-- start --

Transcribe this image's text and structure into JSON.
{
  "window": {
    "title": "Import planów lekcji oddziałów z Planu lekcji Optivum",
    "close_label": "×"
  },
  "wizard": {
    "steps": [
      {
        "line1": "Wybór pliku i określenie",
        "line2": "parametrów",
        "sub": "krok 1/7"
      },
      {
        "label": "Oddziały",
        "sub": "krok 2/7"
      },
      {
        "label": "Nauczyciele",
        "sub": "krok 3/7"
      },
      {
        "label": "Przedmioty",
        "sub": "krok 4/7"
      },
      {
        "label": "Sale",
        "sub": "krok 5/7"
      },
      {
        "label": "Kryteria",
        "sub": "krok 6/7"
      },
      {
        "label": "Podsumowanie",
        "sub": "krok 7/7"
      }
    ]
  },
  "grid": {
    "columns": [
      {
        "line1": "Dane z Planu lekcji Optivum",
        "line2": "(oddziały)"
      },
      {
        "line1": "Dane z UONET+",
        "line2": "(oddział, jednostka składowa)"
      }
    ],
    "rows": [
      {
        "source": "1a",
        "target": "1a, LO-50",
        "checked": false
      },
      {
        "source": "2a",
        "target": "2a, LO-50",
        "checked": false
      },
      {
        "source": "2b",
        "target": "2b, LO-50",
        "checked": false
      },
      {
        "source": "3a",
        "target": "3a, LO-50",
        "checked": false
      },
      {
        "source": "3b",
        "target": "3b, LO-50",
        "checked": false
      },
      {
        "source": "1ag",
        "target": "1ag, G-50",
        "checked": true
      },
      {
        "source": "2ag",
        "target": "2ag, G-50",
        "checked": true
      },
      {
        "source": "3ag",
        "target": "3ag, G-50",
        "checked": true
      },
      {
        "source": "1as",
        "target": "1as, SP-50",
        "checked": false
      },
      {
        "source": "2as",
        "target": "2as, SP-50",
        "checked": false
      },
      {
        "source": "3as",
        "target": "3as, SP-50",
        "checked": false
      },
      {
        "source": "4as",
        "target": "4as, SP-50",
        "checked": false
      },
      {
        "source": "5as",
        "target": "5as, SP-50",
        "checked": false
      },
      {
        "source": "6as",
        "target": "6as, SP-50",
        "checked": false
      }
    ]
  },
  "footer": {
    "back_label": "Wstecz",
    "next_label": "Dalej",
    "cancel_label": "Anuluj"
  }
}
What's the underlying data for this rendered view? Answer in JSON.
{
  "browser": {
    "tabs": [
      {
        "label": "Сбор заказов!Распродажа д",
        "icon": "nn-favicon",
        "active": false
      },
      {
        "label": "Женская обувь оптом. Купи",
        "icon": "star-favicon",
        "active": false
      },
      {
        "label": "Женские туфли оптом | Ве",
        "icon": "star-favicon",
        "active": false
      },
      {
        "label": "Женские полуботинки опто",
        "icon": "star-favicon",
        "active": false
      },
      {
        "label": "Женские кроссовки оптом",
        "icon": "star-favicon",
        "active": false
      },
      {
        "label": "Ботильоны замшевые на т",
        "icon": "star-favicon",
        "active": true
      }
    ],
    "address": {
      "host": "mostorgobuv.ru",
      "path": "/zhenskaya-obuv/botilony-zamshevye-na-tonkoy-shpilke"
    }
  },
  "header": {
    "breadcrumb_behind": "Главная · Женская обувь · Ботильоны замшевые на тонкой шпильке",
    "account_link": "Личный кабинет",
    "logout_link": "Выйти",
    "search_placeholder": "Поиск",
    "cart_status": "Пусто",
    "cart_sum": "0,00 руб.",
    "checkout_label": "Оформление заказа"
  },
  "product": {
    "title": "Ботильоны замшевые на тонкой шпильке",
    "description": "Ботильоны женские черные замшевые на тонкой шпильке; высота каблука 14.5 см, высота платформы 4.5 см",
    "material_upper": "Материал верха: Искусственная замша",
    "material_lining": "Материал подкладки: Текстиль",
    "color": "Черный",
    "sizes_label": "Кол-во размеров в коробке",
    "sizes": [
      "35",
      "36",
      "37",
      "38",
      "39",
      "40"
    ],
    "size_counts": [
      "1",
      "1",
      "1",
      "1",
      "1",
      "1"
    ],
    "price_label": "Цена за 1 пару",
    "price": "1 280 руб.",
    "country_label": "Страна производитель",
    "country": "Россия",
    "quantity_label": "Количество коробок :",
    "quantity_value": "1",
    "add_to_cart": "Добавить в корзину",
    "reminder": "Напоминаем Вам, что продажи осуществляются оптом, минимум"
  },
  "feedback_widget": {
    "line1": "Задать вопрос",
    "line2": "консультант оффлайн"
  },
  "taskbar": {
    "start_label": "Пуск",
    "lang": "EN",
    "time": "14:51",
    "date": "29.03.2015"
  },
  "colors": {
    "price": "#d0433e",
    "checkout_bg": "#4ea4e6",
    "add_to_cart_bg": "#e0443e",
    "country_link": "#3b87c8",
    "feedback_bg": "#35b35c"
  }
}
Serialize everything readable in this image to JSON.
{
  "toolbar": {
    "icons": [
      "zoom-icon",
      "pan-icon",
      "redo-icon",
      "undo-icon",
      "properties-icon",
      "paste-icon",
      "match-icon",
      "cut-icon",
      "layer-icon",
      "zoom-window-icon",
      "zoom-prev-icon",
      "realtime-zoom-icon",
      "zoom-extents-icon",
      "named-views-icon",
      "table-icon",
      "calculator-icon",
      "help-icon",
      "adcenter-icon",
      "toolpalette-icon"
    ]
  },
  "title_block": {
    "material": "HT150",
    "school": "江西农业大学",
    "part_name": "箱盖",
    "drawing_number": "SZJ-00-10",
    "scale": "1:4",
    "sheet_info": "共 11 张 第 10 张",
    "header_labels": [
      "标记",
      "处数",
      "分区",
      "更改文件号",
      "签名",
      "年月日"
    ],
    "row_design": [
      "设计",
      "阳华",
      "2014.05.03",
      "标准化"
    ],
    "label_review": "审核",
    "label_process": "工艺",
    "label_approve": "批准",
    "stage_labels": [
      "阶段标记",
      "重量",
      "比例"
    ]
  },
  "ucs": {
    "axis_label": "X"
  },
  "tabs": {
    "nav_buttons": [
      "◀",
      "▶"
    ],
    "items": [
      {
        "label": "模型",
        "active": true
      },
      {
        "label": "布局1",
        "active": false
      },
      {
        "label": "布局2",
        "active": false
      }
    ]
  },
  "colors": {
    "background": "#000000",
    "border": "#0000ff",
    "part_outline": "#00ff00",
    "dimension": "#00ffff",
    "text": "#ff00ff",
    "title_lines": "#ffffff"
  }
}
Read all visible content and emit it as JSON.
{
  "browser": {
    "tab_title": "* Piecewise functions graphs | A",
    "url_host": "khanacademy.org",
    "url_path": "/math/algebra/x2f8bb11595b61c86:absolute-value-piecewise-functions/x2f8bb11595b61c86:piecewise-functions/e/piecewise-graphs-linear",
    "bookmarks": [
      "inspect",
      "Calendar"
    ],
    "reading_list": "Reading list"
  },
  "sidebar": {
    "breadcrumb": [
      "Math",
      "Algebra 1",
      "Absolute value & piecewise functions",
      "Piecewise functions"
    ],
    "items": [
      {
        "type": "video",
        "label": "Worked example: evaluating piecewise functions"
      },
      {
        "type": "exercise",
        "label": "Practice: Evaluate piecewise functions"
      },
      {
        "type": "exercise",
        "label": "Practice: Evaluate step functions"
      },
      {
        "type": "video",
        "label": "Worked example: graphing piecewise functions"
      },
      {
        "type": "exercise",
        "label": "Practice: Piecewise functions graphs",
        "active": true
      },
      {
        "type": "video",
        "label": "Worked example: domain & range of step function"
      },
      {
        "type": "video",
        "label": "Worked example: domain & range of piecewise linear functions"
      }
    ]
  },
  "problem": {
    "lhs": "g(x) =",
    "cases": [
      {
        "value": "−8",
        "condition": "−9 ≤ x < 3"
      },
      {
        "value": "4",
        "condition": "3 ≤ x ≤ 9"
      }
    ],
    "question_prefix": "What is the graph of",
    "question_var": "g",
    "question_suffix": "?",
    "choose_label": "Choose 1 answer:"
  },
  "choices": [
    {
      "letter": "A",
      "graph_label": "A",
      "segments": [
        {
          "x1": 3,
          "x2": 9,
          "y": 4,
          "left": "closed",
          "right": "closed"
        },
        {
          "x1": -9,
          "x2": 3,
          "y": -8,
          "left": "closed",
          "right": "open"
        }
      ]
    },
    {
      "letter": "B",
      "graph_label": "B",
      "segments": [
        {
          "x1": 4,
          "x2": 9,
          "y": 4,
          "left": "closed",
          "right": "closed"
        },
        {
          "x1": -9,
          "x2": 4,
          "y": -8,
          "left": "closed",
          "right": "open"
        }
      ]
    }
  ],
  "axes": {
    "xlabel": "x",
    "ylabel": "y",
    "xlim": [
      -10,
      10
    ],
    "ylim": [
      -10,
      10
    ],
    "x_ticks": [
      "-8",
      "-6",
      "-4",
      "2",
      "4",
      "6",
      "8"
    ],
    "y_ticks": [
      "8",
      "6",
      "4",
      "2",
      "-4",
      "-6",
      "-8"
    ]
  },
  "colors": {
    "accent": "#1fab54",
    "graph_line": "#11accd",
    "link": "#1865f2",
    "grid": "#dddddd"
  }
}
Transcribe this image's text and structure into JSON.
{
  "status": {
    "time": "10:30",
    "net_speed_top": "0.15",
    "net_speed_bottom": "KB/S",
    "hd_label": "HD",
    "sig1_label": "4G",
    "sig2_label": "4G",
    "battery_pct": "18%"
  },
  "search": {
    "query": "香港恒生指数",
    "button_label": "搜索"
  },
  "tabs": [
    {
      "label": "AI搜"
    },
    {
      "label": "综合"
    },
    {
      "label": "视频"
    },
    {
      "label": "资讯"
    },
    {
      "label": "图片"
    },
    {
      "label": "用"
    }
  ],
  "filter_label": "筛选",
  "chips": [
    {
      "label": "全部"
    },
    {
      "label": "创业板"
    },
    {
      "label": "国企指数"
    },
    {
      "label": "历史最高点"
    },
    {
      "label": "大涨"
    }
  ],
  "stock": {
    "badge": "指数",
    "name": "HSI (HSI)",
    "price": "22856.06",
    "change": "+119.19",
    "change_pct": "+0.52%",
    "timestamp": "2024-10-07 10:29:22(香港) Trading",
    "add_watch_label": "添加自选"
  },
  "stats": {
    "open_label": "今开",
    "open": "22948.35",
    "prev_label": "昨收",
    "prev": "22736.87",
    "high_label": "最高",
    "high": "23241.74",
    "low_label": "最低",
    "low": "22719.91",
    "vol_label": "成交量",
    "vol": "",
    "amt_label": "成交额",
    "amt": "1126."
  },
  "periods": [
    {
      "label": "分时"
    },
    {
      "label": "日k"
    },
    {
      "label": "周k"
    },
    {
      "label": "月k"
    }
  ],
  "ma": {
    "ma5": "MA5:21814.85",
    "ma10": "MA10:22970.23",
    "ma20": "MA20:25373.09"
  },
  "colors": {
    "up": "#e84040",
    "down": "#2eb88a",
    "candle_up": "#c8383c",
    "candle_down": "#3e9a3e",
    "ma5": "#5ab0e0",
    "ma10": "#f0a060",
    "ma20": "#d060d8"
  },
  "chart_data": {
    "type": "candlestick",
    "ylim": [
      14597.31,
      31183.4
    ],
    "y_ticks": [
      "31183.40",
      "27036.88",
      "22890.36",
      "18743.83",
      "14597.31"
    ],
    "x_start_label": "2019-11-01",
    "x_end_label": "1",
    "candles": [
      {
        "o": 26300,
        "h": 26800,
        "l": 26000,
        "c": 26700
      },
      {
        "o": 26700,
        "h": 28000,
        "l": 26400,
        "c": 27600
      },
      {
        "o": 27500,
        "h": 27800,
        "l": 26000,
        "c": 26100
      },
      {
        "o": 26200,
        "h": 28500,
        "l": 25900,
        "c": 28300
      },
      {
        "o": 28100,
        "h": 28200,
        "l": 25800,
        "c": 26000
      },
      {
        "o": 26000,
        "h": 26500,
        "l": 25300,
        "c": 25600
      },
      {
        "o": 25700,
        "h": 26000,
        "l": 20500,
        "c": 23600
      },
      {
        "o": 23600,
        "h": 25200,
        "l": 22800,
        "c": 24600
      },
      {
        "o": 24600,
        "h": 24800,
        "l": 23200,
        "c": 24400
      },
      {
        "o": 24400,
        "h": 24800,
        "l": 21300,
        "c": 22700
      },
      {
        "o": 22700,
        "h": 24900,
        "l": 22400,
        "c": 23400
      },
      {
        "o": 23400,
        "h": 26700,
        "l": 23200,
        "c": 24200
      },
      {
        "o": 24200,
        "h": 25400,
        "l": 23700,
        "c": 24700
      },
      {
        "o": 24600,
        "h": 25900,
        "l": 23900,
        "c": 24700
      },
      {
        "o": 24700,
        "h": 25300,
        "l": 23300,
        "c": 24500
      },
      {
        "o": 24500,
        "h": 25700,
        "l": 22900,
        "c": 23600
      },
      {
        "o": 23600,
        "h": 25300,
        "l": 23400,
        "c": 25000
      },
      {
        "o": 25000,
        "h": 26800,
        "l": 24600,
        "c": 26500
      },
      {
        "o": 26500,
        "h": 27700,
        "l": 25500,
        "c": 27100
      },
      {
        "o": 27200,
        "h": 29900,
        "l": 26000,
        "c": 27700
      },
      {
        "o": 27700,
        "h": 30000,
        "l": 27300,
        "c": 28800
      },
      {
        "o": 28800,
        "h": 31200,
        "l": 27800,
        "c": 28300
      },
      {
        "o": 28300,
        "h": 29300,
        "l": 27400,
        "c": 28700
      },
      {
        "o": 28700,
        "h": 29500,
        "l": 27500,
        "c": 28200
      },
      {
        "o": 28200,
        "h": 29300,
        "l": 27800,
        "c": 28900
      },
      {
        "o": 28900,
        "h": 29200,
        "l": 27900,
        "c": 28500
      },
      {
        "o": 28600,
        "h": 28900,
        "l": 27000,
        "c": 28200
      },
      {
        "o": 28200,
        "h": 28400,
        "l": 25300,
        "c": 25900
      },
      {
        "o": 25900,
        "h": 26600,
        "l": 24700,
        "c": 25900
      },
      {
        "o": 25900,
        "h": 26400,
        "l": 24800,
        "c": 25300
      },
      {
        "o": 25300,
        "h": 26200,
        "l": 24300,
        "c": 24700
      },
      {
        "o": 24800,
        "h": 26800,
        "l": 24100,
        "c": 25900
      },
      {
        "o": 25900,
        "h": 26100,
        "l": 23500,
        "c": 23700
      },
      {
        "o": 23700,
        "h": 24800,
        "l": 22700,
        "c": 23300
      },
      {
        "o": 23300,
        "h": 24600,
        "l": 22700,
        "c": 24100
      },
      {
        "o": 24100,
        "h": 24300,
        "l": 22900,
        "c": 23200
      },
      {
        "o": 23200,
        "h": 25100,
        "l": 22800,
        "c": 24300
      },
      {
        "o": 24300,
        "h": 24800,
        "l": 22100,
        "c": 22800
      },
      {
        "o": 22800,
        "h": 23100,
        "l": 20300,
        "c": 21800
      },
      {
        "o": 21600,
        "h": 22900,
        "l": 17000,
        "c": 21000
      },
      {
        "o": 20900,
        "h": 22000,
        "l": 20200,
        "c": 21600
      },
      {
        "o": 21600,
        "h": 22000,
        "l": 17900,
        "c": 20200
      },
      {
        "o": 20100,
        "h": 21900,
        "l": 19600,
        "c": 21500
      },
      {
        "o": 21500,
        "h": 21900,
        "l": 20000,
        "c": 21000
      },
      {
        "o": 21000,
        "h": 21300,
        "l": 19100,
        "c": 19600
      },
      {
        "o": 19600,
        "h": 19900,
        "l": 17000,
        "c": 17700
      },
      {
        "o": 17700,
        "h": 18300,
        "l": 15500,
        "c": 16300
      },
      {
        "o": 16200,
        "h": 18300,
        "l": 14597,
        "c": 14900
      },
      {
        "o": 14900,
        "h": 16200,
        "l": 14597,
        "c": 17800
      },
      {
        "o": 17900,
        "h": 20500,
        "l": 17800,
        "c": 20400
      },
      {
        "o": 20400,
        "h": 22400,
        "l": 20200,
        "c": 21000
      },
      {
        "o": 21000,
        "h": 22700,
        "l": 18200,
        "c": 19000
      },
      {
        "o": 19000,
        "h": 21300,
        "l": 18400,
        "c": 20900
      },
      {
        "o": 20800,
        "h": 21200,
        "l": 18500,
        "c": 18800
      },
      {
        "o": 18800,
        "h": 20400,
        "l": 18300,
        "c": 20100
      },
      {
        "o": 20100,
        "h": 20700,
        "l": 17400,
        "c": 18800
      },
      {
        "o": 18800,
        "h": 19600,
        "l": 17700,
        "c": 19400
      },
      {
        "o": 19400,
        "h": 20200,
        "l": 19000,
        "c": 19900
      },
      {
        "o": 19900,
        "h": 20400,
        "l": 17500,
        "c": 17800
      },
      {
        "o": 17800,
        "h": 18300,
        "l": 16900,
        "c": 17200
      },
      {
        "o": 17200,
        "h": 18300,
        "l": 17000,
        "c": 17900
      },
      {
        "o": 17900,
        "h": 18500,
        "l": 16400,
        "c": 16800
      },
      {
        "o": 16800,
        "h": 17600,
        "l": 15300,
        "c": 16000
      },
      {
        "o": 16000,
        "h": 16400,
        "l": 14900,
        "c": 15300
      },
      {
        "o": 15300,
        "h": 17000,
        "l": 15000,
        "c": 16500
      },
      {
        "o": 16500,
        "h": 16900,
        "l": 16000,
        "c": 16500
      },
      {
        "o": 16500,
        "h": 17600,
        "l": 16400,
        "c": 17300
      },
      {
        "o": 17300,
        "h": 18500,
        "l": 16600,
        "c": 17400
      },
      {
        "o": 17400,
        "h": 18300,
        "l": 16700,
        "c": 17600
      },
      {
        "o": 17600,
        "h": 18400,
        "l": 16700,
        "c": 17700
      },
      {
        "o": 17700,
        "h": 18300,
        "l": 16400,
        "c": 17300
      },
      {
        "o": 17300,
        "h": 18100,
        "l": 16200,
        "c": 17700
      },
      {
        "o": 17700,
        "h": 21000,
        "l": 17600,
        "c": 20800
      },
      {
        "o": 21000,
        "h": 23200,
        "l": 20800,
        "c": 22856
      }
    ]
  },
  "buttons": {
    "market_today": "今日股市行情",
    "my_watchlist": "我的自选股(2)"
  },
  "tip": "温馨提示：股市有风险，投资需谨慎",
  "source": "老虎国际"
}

-- end --

Exercise goal:
Give the number of lines in the data that contain "example", with no other words.

Full response:
4